───── RAW RECORDS
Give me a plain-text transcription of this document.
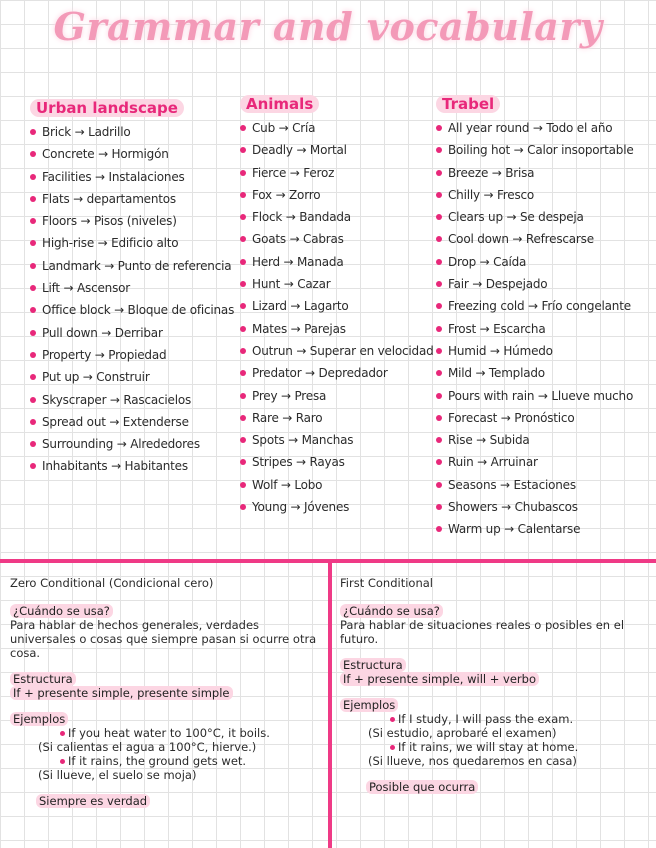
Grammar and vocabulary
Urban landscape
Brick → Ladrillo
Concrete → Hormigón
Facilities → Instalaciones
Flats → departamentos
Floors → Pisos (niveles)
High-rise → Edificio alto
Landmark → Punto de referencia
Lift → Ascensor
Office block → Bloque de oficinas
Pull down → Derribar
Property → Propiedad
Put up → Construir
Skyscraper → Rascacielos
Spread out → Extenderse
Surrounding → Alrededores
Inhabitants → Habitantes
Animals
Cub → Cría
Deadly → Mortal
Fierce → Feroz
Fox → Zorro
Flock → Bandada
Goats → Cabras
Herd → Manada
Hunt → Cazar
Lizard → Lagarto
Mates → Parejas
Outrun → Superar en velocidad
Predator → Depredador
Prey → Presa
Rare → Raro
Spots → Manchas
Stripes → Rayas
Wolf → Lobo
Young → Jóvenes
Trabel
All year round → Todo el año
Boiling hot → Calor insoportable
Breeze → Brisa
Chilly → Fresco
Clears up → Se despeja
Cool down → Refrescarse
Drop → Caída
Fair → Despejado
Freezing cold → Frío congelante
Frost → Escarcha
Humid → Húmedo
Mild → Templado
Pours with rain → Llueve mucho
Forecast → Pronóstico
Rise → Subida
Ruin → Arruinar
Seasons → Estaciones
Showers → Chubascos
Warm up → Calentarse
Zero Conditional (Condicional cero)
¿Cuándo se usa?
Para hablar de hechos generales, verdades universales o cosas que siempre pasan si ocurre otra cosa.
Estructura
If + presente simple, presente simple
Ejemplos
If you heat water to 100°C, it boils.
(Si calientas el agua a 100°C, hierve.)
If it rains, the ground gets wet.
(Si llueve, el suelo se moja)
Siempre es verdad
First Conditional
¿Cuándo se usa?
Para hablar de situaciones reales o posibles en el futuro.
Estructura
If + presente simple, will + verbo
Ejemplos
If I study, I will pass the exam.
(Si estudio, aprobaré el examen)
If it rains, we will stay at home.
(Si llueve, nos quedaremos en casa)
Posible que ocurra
──────────
• [WRITTEN PROBLEM]:
Reproduce the records, all of them, word for word; omit the pictures.

• [ANSWER TO THE EXERCISE]:
Give me a plain-text transcription of this document.
Grammar and vocabulary
Urban landscape
Brick → Ladrillo
Concrete → Hormigón
Facilities → Instalaciones
Flats → departamentos
Floors → Pisos (niveles)
High-rise → Edificio alto
Landmark → Punto de referencia
Lift → Ascensor
Office block → Bloque de oficinas
Pull down → Derribar
Property → Propiedad
Put up → Construir
Skyscraper → Rascacielos
Spread out → Extenderse
Surrounding → Alrededores
Inhabitants → Habitantes
Animals
Cub → Cría
Deadly → Mortal
Fierce → Feroz
Fox → Zorro
Flock → Bandada
Goats → Cabras
Herd → Manada
Hunt → Cazar
Lizard → Lagarto
Mates → Parejas
Outrun → Superar en velocidad
Predator → Depredador
Prey → Presa
Rare → Raro
Spots → Manchas
Stripes → Rayas
Wolf → Lobo
Young → Jóvenes
Trabel
All year round → Todo el año
Boiling hot → Calor insoportable
Breeze → Brisa
Chilly → Fresco
Clears up → Se despeja
Cool down → Refrescarse
Drop → Caída
Fair → Despejado
Freezing cold → Frío congelante
Frost → Escarcha
Humid → Húmedo
Mild → Templado
Pours with rain → Llueve mucho
Forecast → Pronóstico
Rise → Subida
Ruin → Arruinar
Seasons → Estaciones
Showers → Chubascos
Warm up → Calentarse
Zero Conditional (Condicional cero)
¿Cuándo se usa?
Para hablar de hechos generales, verdades universales o cosas que siempre pasan si ocurre otra cosa.
Estructura
If + presente simple, presente simple
Ejemplos
If you heat water to 100°C, it boils.
(Si calientas el agua a 100°C, hierve.)
If it rains, the ground gets wet.
(Si llueve, el suelo se moja)
Siempre es verdad
First Conditional
¿Cuándo se usa?
Para hablar de situaciones reales o posibles en el futuro.
Estructura
If + presente simple, will + verbo
Ejemplos
If I study, I will pass the exam.
(Si estudio, aprobaré el examen)
If it rains, we will stay at home.
(Si llueve, nos quedaremos en casa)
Posible que ocurra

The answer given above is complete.